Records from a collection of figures

---

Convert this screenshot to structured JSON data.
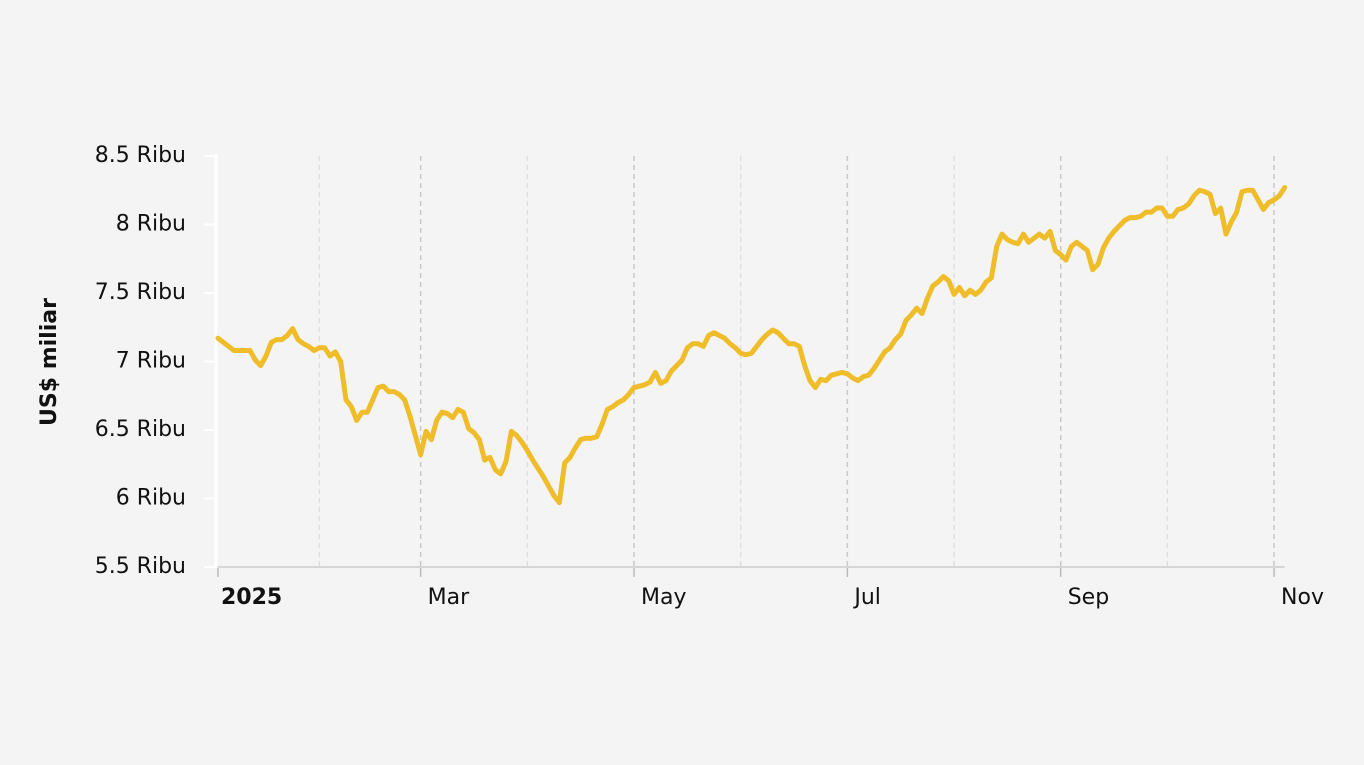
{
  "chart_data": {
    "type": "line",
    "y_label": "US$ miliar",
    "categories": [
      "2025",
      null,
      null,
      null,
      null,
      null,
      null,
      null,
      null,
      null,
      null,
      null,
      null,
      null,
      null,
      null,
      null,
      null,
      null,
      null,
      null,
      null,
      null,
      null,
      null,
      null,
      null,
      null,
      null,
      null,
      null,
      null,
      null,
      null,
      null,
      null,
      null,
      null,
      "Mar",
      null,
      null,
      null,
      null,
      null,
      null,
      null,
      null,
      null,
      null,
      null,
      null,
      null,
      null,
      null,
      null,
      null,
      null,
      null,
      null,
      null,
      null,
      null,
      null,
      null,
      null,
      null,
      null,
      null,
      null,
      null,
      null,
      null,
      null,
      null,
      null,
      null,
      null,
      null,
      "May",
      null,
      null,
      null,
      null,
      null,
      null,
      null,
      null,
      null,
      null,
      null,
      null,
      null,
      null,
      null,
      null,
      null,
      null,
      null,
      null,
      null,
      null,
      null,
      null,
      null,
      null,
      null,
      null,
      null,
      null,
      null,
      null,
      null,
      null,
      null,
      null,
      null,
      null,
      null,
      "Jul",
      null,
      null,
      null,
      null,
      null,
      null,
      null,
      null,
      null,
      null,
      null,
      null,
      null,
      null,
      null,
      null,
      null,
      null,
      null,
      null,
      null,
      null,
      null,
      null,
      null,
      null,
      null,
      null,
      null,
      null,
      null,
      null,
      null,
      null,
      null,
      null,
      null,
      null,
      null,
      "Sep",
      null,
      null,
      null,
      null,
      null,
      null,
      null,
      null,
      null,
      null,
      null,
      null,
      null,
      null,
      null,
      null,
      null,
      null,
      null,
      null,
      null,
      null,
      null,
      null,
      null,
      null,
      null,
      null,
      null,
      null,
      null,
      null,
      null,
      null,
      null,
      null,
      null,
      null,
      null,
      "Nov",
      null,
      null
    ],
    "values": [
      7.17,
      7.14,
      7.11,
      7.08,
      7.08,
      7.08,
      7.08,
      7.01,
      6.97,
      7.04,
      7.14,
      7.16,
      7.16,
      7.19,
      7.24,
      7.16,
      7.13,
      7.11,
      7.08,
      7.1,
      7.1,
      7.04,
      7.07,
      7.0,
      6.72,
      6.67,
      6.57,
      6.63,
      6.63,
      6.72,
      6.81,
      6.82,
      6.78,
      6.78,
      6.76,
      6.72,
      6.6,
      6.46,
      6.32,
      6.49,
      6.43,
      6.57,
      6.63,
      6.62,
      6.59,
      6.65,
      6.63,
      6.51,
      6.48,
      6.43,
      6.28,
      6.3,
      6.21,
      6.18,
      6.27,
      6.49,
      6.46,
      6.41,
      6.35,
      6.28,
      6.22,
      6.16,
      6.09,
      6.02,
      5.97,
      6.26,
      6.3,
      6.37,
      6.43,
      6.44,
      6.44,
      6.45,
      6.54,
      6.65,
      6.67,
      6.7,
      6.72,
      6.76,
      6.81,
      6.82,
      6.83,
      6.85,
      6.92,
      6.84,
      6.86,
      6.93,
      6.97,
      7.01,
      7.1,
      7.13,
      7.13,
      7.11,
      7.19,
      7.21,
      7.19,
      7.17,
      7.13,
      7.1,
      7.06,
      7.05,
      7.06,
      7.11,
      7.16,
      7.2,
      7.23,
      7.21,
      7.17,
      7.13,
      7.13,
      7.11,
      6.97,
      6.86,
      6.81,
      6.87,
      6.86,
      6.9,
      6.91,
      6.92,
      6.91,
      6.88,
      6.86,
      6.89,
      6.9,
      6.95,
      7.01,
      7.07,
      7.1,
      7.16,
      7.2,
      7.3,
      7.34,
      7.39,
      7.35,
      7.46,
      7.55,
      7.58,
      7.62,
      7.59,
      7.49,
      7.54,
      7.48,
      7.52,
      7.49,
      7.52,
      7.58,
      7.61,
      7.84,
      7.93,
      7.89,
      7.87,
      7.86,
      7.93,
      7.87,
      7.9,
      7.93,
      7.9,
      7.95,
      7.81,
      7.78,
      7.74,
      7.84,
      7.87,
      7.84,
      7.81,
      7.67,
      7.71,
      7.83,
      7.9,
      7.95,
      7.99,
      8.03,
      8.05,
      8.05,
      8.06,
      8.09,
      8.09,
      8.12,
      8.12,
      8.06,
      8.06,
      8.11,
      8.12,
      8.15,
      8.21,
      8.25,
      8.24,
      8.22,
      8.08,
      8.12,
      7.93,
      8.02,
      8.09,
      8.24,
      8.25,
      8.25,
      8.18,
      8.11,
      8.16,
      8.18,
      8.21,
      8.27
    ],
    "color": "#efbd29",
    "ylim": [
      5.5,
      8.5
    ],
    "yticks": [
      {
        "value": 5.5,
        "label": "5.5 Ribu"
      },
      {
        "value": 6,
        "label": "6 Ribu"
      },
      {
        "value": 6.5,
        "label": "6.5 Ribu"
      },
      {
        "value": 7,
        "label": "7 Ribu"
      },
      {
        "value": 7.5,
        "label": "7.5 Ribu"
      },
      {
        "value": 8,
        "label": "8 Ribu"
      },
      {
        "value": 8.5,
        "label": "8.5 Ribu"
      }
    ],
    "grid": true
  }
}
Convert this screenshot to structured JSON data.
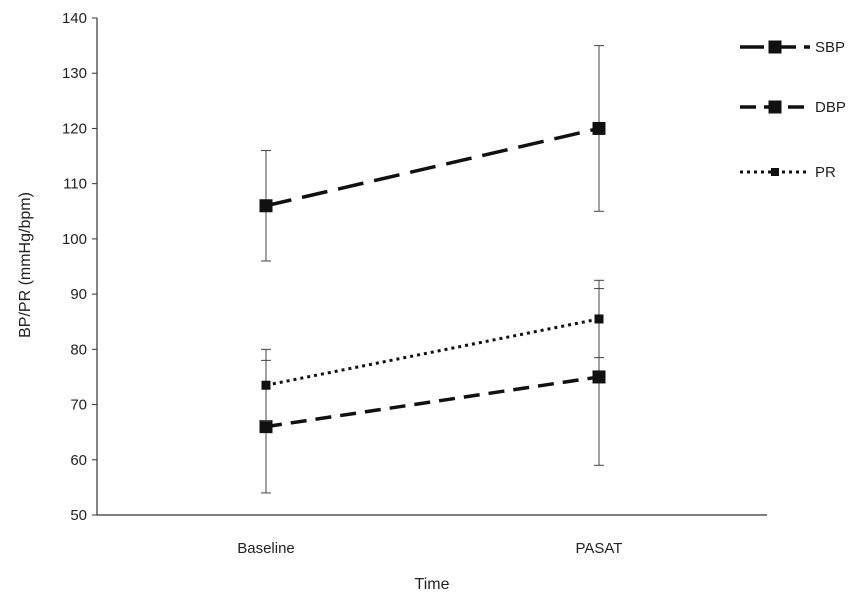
{
  "chart_data": {
    "type": "line",
    "categories": [
      "Baseline",
      "PASAT"
    ],
    "xlabel": "Time",
    "ylabel": "BP/PR  (mmHg/bpm)",
    "ylim": [
      50,
      140
    ],
    "yticks": [
      50,
      60,
      70,
      80,
      90,
      100,
      110,
      120,
      130,
      140
    ],
    "grid": false,
    "legend_position": "top-right",
    "series": [
      {
        "name": "SBP",
        "values": [
          106,
          120
        ],
        "error": [
          10,
          15
        ],
        "line_style": "long-dash",
        "marker": "square"
      },
      {
        "name": "DBP",
        "values": [
          66,
          75
        ],
        "error": [
          12,
          16
        ],
        "line_style": "dash",
        "marker": "square"
      },
      {
        "name": "PR",
        "values": [
          73.5,
          85.5
        ],
        "error": [
          6.5,
          7
        ],
        "line_style": "dotted",
        "marker": "square"
      }
    ],
    "colors": {
      "line": "#111111",
      "axis": "#333333",
      "text": "#222222"
    }
  }
}
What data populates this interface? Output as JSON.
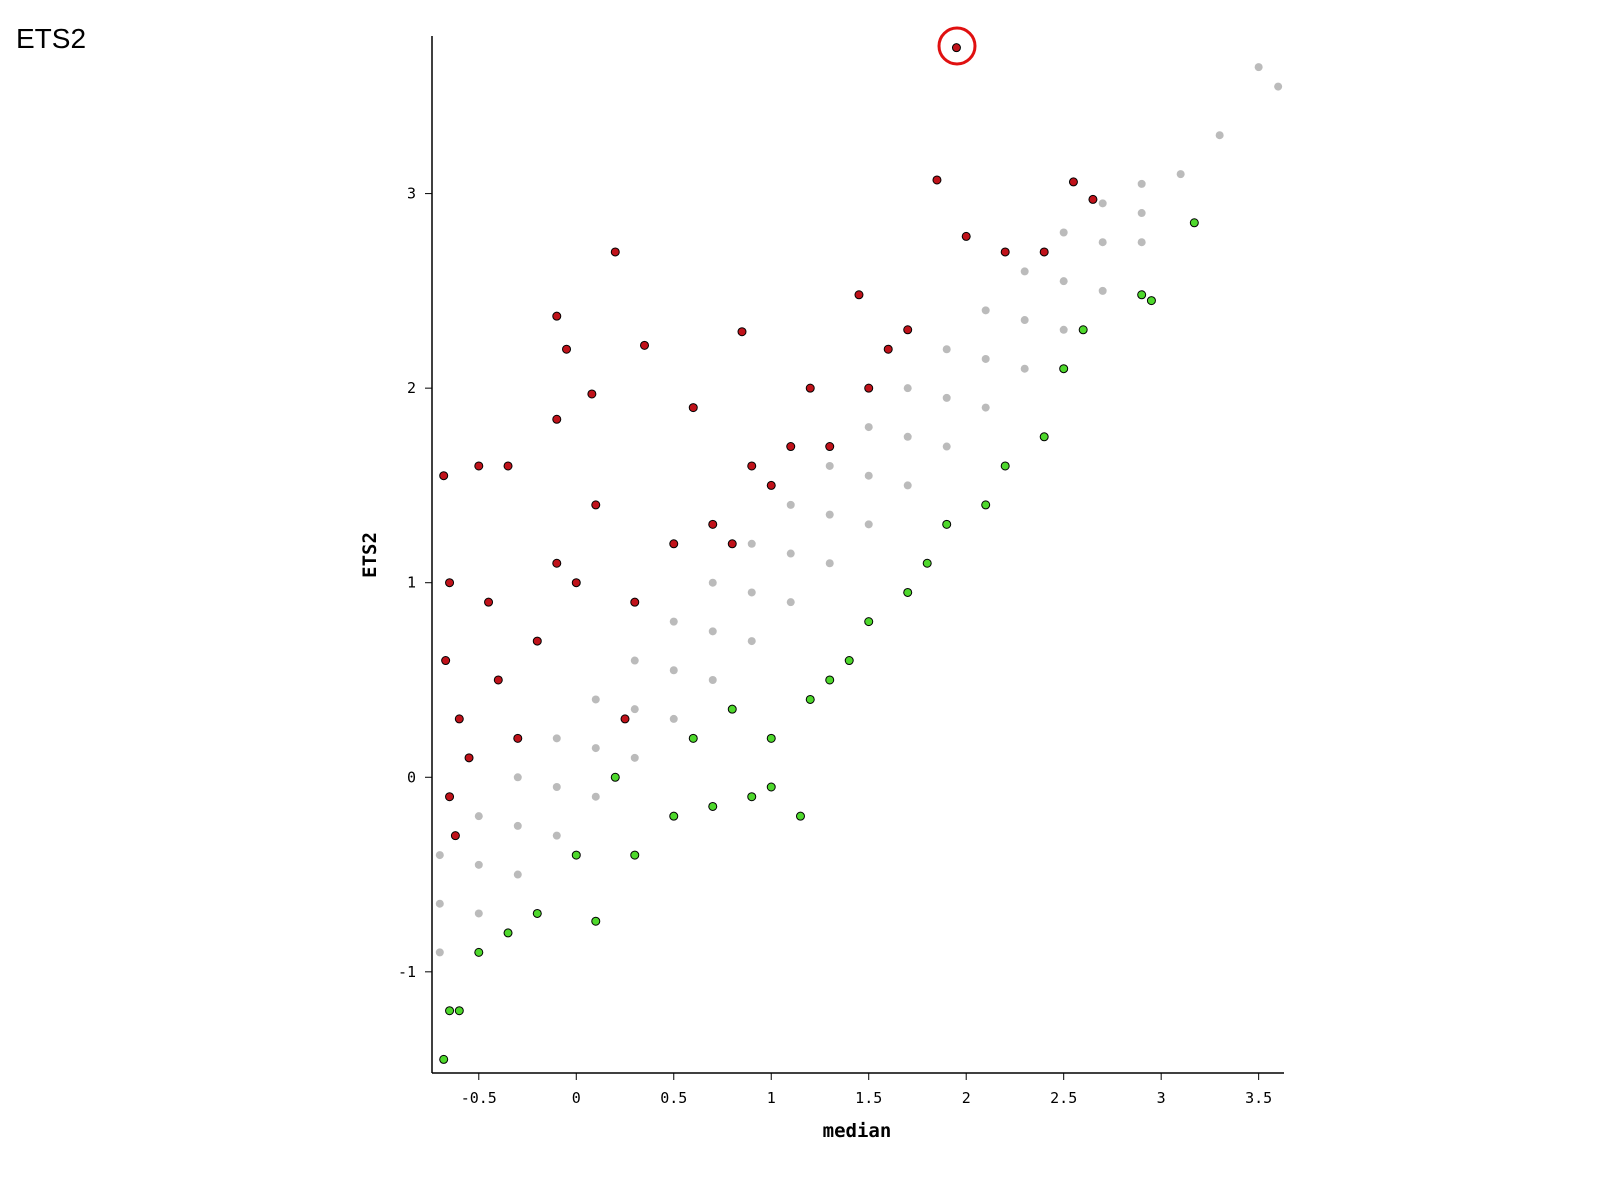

---

§ **Goal**
Quote every line of the records above exactly; no picture is to be copied.

§ **Result**
Convert this screenshot to structured JSON data.
{
  "chart_data": {
    "type": "line",
    "y_label": "US$ miliar",
    "categories": [
      "2025",
      null,
      null,
      null,
      null,
      null,
      null,
      null,
      null,
      null,
      null,
      null,
      null,
      null,
      null,
      null,
      null,
      null,
      null,
      null,
      null,
      null,
      null,
      null,
      null,
      null,
      null,
      null,
      null,
      null,
      null,
      null,
      null,
      null,
      null,
      null,
      null,
      null,
      "Mar",
      null,
      null,
      null,
      null,
      null,
      null,
      null,
      null,
      null,
      null,
      null,
      null,
      null,
      null,
      null,
      null,
      null,
      null,
      null,
      null,
      null,
      null,
      null,
      null,
      null,
      null,
      null,
      null,
      null,
      null,
      null,
      null,
      null,
      null,
      null,
      null,
      null,
      null,
      null,
      "May",
      null,
      null,
      null,
      null,
      null,
      null,
      null,
      null,
      null,
      null,
      null,
      null,
      null,
      null,
      null,
      null,
      null,
      null,
      null,
      null,
      null,
      null,
      null,
      null,
      null,
      null,
      null,
      null,
      null,
      null,
      null,
      null,
      null,
      null,
      null,
      null,
      null,
      null,
      null,
      "Jul",
      null,
      null,
      null,
      null,
      null,
      null,
      null,
      null,
      null,
      null,
      null,
      null,
      null,
      null,
      null,
      null,
      null,
      null,
      null,
      null,
      null,
      null,
      null,
      null,
      null,
      null,
      null,
      null,
      null,
      null,
      null,
      null,
      null,
      null,
      null,
      null,
      null,
      null,
      null,
      "Sep",
      null,
      null,
      null,
      null,
      null,
      null,
      null,
      null,
      null,
      null,
      null,
      null,
      null,
      null,
      null,
      null,
      null,
      null,
      null,
      null,
      null,
      null,
      null,
      null,
      null,
      null,
      null,
      null,
      null,
      null,
      null,
      null,
      null,
      null,
      null,
      null,
      null,
      null,
      null,
      "Nov",
      null,
      null
    ],
    "values": [
      7.17,
      7.14,
      7.11,
      7.08,
      7.08,
      7.08,
      7.08,
      7.01,
      6.97,
      7.04,
      7.14,
      7.16,
      7.16,
      7.19,
      7.24,
      7.16,
      7.13,
      7.11,
      7.08,
      7.1,
      7.1,
      7.04,
      7.07,
      7.0,
      6.72,
      6.67,
      6.57,
      6.63,
      6.63,
      6.72,
      6.81,
      6.82,
      6.78,
      6.78,
      6.76,
      6.72,
      6.6,
      6.46,
      6.32,
      6.49,
      6.43,
      6.57,
      6.63,
      6.62,
      6.59,
      6.65,
      6.63,
      6.51,
      6.48,
      6.43,
      6.28,
      6.3,
      6.21,
      6.18,
      6.27,
      6.49,
      6.46,
      6.41,
      6.35,
      6.28,
      6.22,
      6.16,
      6.09,
      6.02,
      5.97,
      6.26,
      6.3,
      6.37,
      6.43,
      6.44,
      6.44,
      6.45,
      6.54,
      6.65,
      6.67,
      6.7,
      6.72,
      6.76,
      6.81,
      6.82,
      6.83,
      6.85,
      6.92,
      6.84,
      6.86,
      6.93,
      6.97,
      7.01,
      7.1,
      7.13,
      7.13,
      7.11,
      7.19,
      7.21,
      7.19,
      7.17,
      7.13,
      7.1,
      7.06,
      7.05,
      7.06,
      7.11,
      7.16,
      7.2,
      7.23,
      7.21,
      7.17,
      7.13,
      7.13,
      7.11,
      6.97,
      6.86,
      6.81,
      6.87,
      6.86,
      6.9,
      6.91,
      6.92,
      6.91,
      6.88,
      6.86,
      6.89,
      6.9,
      6.95,
      7.01,
      7.07,
      7.1,
      7.16,
      7.2,
      7.3,
      7.34,
      7.39,
      7.35,
      7.46,
      7.55,
      7.58,
      7.62,
      7.59,
      7.49,
      7.54,
      7.48,
      7.52,
      7.49,
      7.52,
      7.58,
      7.61,
      7.84,
      7.93,
      7.89,
      7.87,
      7.86,
      7.93,
      7.87,
      7.9,
      7.93,
      7.9,
      7.95,
      7.81,
      7.78,
      7.74,
      7.84,
      7.87,
      7.84,
      7.81,
      7.67,
      7.71,
      7.83,
      7.9,
      7.95,
      7.99,
      8.03,
      8.05,
      8.05,
      8.06,
      8.09,
      8.09,
      8.12,
      8.12,
      8.06,
      8.06,
      8.11,
      8.12,
      8.15,
      8.21,
      8.25,
      8.24,
      8.22,
      8.08,
      8.12,
      7.93,
      8.02,
      8.09,
      8.24,
      8.25,
      8.25,
      8.18,
      8.11,
      8.16,
      8.18,
      8.21,
      8.27
    ],
    "color": "#efbd29",
    "ylim": [
      5.5,
      8.5
    ],
    "yticks": [
      {
        "value": 5.5,
        "label": "5.5 Ribu"
      },
      {
        "value": 6,
        "label": "6 Ribu"
      },
      {
        "value": 6.5,
        "label": "6.5 Ribu"
      },
      {
        "value": 7,
        "label": "7 Ribu"
      },
      {
        "value": 7.5,
        "label": "7.5 Ribu"
      },
      {
        "value": 8,
        "label": "8 Ribu"
      },
      {
        "value": 8.5,
        "label": "8.5 Ribu"
      }
    ],
    "grid": true
  }
}
Convert this screenshot to structured JSON data.
{
  "chart_data": {
    "type": "line",
    "categories": [
      "Baseline",
      "PASAT"
    ],
    "xlabel": "Time",
    "ylabel": "BP/PR  (mmHg/bpm)",
    "ylim": [
      50,
      140
    ],
    "yticks": [
      50,
      60,
      70,
      80,
      90,
      100,
      110,
      120,
      130,
      140
    ],
    "grid": false,
    "legend_position": "top-right",
    "series": [
      {
        "name": "SBP",
        "values": [
          106,
          120
        ],
        "error": [
          10,
          15
        ],
        "line_style": "long-dash",
        "marker": "square"
      },
      {
        "name": "DBP",
        "values": [
          66,
          75
        ],
        "error": [
          12,
          16
        ],
        "line_style": "dash",
        "marker": "square"
      },
      {
        "name": "PR",
        "values": [
          73.5,
          85.5
        ],
        "error": [
          6.5,
          7
        ],
        "line_style": "dotted",
        "marker": "square"
      }
    ],
    "colors": {
      "line": "#111111",
      "axis": "#333333",
      "text": "#222222"
    }
  }
}
What data populates this interface? Output as JSON.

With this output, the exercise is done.